▸ Information provided
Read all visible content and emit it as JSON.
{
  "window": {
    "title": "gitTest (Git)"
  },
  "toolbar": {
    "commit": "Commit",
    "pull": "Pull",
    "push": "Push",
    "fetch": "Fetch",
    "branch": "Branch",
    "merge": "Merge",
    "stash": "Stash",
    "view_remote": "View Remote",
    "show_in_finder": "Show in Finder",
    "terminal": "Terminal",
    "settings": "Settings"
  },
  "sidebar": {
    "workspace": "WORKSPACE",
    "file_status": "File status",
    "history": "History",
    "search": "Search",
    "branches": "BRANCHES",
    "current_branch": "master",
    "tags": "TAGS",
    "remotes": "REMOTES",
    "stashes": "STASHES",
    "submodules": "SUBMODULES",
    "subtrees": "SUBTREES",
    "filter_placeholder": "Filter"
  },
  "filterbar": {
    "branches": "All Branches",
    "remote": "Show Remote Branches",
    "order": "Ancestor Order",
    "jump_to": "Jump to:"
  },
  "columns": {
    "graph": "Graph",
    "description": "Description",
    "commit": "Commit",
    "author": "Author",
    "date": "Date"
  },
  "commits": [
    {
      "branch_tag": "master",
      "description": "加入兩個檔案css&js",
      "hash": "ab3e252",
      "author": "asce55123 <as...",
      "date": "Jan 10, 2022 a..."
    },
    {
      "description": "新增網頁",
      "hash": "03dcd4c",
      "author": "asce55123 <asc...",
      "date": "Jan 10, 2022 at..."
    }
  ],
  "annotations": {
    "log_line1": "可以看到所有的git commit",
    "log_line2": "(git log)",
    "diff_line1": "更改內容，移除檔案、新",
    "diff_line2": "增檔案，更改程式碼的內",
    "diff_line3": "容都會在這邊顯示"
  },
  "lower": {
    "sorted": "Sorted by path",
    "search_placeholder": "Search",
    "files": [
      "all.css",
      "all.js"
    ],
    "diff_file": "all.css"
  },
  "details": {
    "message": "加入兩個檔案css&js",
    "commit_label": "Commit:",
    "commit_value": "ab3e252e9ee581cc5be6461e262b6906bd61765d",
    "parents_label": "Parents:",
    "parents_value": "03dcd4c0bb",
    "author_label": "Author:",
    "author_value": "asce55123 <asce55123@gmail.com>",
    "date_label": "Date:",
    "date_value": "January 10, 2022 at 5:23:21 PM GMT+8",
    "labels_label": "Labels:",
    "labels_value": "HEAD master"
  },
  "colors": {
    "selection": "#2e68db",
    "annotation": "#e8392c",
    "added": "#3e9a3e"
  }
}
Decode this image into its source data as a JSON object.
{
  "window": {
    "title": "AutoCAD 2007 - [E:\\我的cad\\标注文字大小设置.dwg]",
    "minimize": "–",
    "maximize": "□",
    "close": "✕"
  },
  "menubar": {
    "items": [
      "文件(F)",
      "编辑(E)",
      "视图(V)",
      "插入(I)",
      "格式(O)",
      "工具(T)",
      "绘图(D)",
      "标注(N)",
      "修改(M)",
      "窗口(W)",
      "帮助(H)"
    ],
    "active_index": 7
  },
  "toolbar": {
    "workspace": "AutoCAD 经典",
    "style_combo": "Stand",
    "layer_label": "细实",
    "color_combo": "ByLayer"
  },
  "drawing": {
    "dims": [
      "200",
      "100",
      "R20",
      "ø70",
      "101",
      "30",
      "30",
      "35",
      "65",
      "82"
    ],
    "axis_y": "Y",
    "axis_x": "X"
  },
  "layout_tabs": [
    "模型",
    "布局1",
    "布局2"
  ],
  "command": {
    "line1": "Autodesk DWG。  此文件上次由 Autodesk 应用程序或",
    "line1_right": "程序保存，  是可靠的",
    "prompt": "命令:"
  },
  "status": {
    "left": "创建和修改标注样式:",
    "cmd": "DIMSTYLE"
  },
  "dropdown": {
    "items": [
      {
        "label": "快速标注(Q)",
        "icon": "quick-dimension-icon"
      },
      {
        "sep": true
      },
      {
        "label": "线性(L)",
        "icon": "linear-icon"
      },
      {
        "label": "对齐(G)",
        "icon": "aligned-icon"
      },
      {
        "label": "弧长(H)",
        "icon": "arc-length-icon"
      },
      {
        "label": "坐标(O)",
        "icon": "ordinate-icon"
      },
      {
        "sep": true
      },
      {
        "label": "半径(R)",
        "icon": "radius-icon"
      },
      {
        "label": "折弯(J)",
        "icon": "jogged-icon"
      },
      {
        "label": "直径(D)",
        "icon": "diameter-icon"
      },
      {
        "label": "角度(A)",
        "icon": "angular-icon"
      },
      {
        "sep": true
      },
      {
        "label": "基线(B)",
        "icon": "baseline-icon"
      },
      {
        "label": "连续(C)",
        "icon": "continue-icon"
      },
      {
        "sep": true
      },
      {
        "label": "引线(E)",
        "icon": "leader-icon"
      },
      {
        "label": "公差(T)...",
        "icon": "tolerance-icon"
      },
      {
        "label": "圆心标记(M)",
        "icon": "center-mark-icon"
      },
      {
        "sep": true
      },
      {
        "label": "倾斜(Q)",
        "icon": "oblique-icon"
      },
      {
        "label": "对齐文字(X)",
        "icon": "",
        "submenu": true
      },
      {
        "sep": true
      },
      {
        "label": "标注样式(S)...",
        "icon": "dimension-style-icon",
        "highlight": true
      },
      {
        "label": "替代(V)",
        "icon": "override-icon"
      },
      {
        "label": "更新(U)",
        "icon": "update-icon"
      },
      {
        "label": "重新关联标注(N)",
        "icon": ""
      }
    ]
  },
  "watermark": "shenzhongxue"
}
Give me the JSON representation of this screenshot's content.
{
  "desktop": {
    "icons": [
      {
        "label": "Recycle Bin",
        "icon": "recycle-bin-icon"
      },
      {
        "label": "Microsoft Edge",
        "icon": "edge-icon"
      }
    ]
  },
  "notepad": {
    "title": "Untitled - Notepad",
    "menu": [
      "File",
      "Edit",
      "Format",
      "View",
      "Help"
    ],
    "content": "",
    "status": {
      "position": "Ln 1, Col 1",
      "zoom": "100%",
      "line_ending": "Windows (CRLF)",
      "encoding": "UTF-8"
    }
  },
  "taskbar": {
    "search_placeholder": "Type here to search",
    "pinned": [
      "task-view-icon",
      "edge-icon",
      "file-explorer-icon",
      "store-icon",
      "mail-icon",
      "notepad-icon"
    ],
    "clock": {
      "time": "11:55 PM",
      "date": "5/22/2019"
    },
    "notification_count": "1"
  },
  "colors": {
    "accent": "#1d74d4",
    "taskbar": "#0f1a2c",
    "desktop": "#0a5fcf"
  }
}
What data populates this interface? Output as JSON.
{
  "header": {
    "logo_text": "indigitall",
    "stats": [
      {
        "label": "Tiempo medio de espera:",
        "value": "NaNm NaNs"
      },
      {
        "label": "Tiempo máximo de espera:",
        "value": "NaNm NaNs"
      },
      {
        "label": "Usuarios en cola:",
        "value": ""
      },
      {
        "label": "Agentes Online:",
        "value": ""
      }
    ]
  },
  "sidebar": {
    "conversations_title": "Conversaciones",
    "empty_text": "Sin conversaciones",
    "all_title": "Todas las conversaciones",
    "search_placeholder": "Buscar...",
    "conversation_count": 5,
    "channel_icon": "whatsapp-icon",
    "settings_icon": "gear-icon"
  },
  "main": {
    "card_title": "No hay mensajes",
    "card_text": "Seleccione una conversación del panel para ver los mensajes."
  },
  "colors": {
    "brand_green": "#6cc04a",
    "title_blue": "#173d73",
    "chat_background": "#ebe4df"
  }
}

▸ Written problem
Transcribe every entry verbatim.

▸ Exercise output
Read all visible content and emit it as JSON.
{
  "window": {
    "title": "gitTest (Git)"
  },
  "toolbar": {
    "commit": "Commit",
    "pull": "Pull",
    "push": "Push",
    "fetch": "Fetch",
    "branch": "Branch",
    "merge": "Merge",
    "stash": "Stash",
    "view_remote": "View Remote",
    "show_in_finder": "Show in Finder",
    "terminal": "Terminal",
    "settings": "Settings"
  },
  "sidebar": {
    "workspace": "WORKSPACE",
    "file_status": "File status",
    "history": "History",
    "search": "Search",
    "branches": "BRANCHES",
    "current_branch": "master",
    "tags": "TAGS",
    "remotes": "REMOTES",
    "stashes": "STASHES",
    "submodules": "SUBMODULES",
    "subtrees": "SUBTREES",
    "filter_placeholder": "Filter"
  },
  "filterbar": {
    "branches": "All Branches",
    "remote": "Show Remote Branches",
    "order": "Ancestor Order",
    "jump_to": "Jump to:"
  },
  "columns": {
    "graph": "Graph",
    "description": "Description",
    "commit": "Commit",
    "author": "Author",
    "date": "Date"
  },
  "commits": [
    {
      "branch_tag": "master",
      "description": "加入兩個檔案css&js",
      "hash": "ab3e252",
      "author": "asce55123 <as...",
      "date": "Jan 10, 2022 a..."
    },
    {
      "description": "新增網頁",
      "hash": "03dcd4c",
      "author": "asce55123 <asc...",
      "date": "Jan 10, 2022 at..."
    }
  ],
  "annotations": {
    "log_line1": "可以看到所有的git commit",
    "log_line2": "(git log)",
    "diff_line1": "更改內容，移除檔案、新",
    "diff_line2": "增檔案，更改程式碼的內",
    "diff_line3": "容都會在這邊顯示"
  },
  "lower": {
    "sorted": "Sorted by path",
    "search_placeholder": "Search",
    "files": [
      "all.css",
      "all.js"
    ],
    "diff_file": "all.css"
  },
  "details": {
    "message": "加入兩個檔案css&js",
    "commit_label": "Commit:",
    "commit_value": "ab3e252e9ee581cc5be6461e262b6906bd61765d",
    "parents_label": "Parents:",
    "parents_value": "03dcd4c0bb",
    "author_label": "Author:",
    "author_value": "asce55123 <asce55123@gmail.com>",
    "date_label": "Date:",
    "date_value": "January 10, 2022 at 5:23:21 PM GMT+8",
    "labels_label": "Labels:",
    "labels_value": "HEAD master"
  },
  "colors": {
    "selection": "#2e68db",
    "annotation": "#e8392c",
    "added": "#3e9a3e"
  }
}
Decode this image into its source data as a JSON object.
{
  "window": {
    "title": "AutoCAD 2007 - [E:\\我的cad\\标注文字大小设置.dwg]",
    "minimize": "–",
    "maximize": "□",
    "close": "✕"
  },
  "menubar": {
    "items": [
      "文件(F)",
      "编辑(E)",
      "视图(V)",
      "插入(I)",
      "格式(O)",
      "工具(T)",
      "绘图(D)",
      "标注(N)",
      "修改(M)",
      "窗口(W)",
      "帮助(H)"
    ],
    "active_index": 7
  },
  "toolbar": {
    "workspace": "AutoCAD 经典",
    "style_combo": "Stand",
    "layer_label": "细实",
    "color_combo": "ByLayer"
  },
  "drawing": {
    "dims": [
      "200",
      "100",
      "R20",
      "ø70",
      "101",
      "30",
      "30",
      "35",
      "65",
      "82"
    ],
    "axis_y": "Y",
    "axis_x": "X"
  },
  "layout_tabs": [
    "模型",
    "布局1",
    "布局2"
  ],
  "command": {
    "line1": "Autodesk DWG。  此文件上次由 Autodesk 应用程序或",
    "line1_right": "程序保存，  是可靠的",
    "prompt": "命令:"
  },
  "status": {
    "left": "创建和修改标注样式:",
    "cmd": "DIMSTYLE"
  },
  "dropdown": {
    "items": [
      {
        "label": "快速标注(Q)",
        "icon": "quick-dimension-icon"
      },
      {
        "sep": true
      },
      {
        "label": "线性(L)",
        "icon": "linear-icon"
      },
      {
        "label": "对齐(G)",
        "icon": "aligned-icon"
      },
      {
        "label": "弧长(H)",
        "icon": "arc-length-icon"
      },
      {
        "label": "坐标(O)",
        "icon": "ordinate-icon"
      },
      {
        "sep": true
      },
      {
        "label": "半径(R)",
        "icon": "radius-icon"
      },
      {
        "label": "折弯(J)",
        "icon": "jogged-icon"
      },
      {
        "label": "直径(D)",
        "icon": "diameter-icon"
      },
      {
        "label": "角度(A)",
        "icon": "angular-icon"
      },
      {
        "sep": true
      },
      {
        "label": "基线(B)",
        "icon": "baseline-icon"
      },
      {
        "label": "连续(C)",
        "icon": "continue-icon"
      },
      {
        "sep": true
      },
      {
        "label": "引线(E)",
        "icon": "leader-icon"
      },
      {
        "label": "公差(T)...",
        "icon": "tolerance-icon"
      },
      {
        "label": "圆心标记(M)",
        "icon": "center-mark-icon"
      },
      {
        "sep": true
      },
      {
        "label": "倾斜(Q)",
        "icon": "oblique-icon"
      },
      {
        "label": "对齐文字(X)",
        "icon": "",
        "submenu": true
      },
      {
        "sep": true
      },
      {
        "label": "标注样式(S)...",
        "icon": "dimension-style-icon",
        "highlight": true
      },
      {
        "label": "替代(V)",
        "icon": "override-icon"
      },
      {
        "label": "更新(U)",
        "icon": "update-icon"
      },
      {
        "label": "重新关联标注(N)",
        "icon": ""
      }
    ]
  },
  "watermark": "shenzhongxue"
}
Give me the JSON representation of this screenshot's content.
{
  "desktop": {
    "icons": [
      {
        "label": "Recycle Bin",
        "icon": "recycle-bin-icon"
      },
      {
        "label": "Microsoft Edge",
        "icon": "edge-icon"
      }
    ]
  },
  "notepad": {
    "title": "Untitled - Notepad",
    "menu": [
      "File",
      "Edit",
      "Format",
      "View",
      "Help"
    ],
    "content": "",
    "status": {
      "position": "Ln 1, Col 1",
      "zoom": "100%",
      "line_ending": "Windows (CRLF)",
      "encoding": "UTF-8"
    }
  },
  "taskbar": {
    "search_placeholder": "Type here to search",
    "pinned": [
      "task-view-icon",
      "edge-icon",
      "file-explorer-icon",
      "store-icon",
      "mail-icon",
      "notepad-icon"
    ],
    "clock": {
      "time": "11:55 PM",
      "date": "5/22/2019"
    },
    "notification_count": "1"
  },
  "colors": {
    "accent": "#1d74d4",
    "taskbar": "#0f1a2c",
    "desktop": "#0a5fcf"
  }
}
What data populates this interface? Output as JSON.
{
  "header": {
    "logo_text": "indigitall",
    "stats": [
      {
        "label": "Tiempo medio de espera:",
        "value": "NaNm NaNs"
      },
      {
        "label": "Tiempo máximo de espera:",
        "value": "NaNm NaNs"
      },
      {
        "label": "Usuarios en cola:",
        "value": ""
      },
      {
        "label": "Agentes Online:",
        "value": ""
      }
    ]
  },
  "sidebar": {
    "conversations_title": "Conversaciones",
    "empty_text": "Sin conversaciones",
    "all_title": "Todas las conversaciones",
    "search_placeholder": "Buscar...",
    "conversation_count": 5,
    "channel_icon": "whatsapp-icon",
    "settings_icon": "gear-icon"
  },
  "main": {
    "card_title": "No hay mensajes",
    "card_text": "Seleccione una conversación del panel para ver los mensajes."
  },
  "colors": {
    "brand_green": "#6cc04a",
    "title_blue": "#173d73",
    "chat_background": "#ebe4df"
  }
}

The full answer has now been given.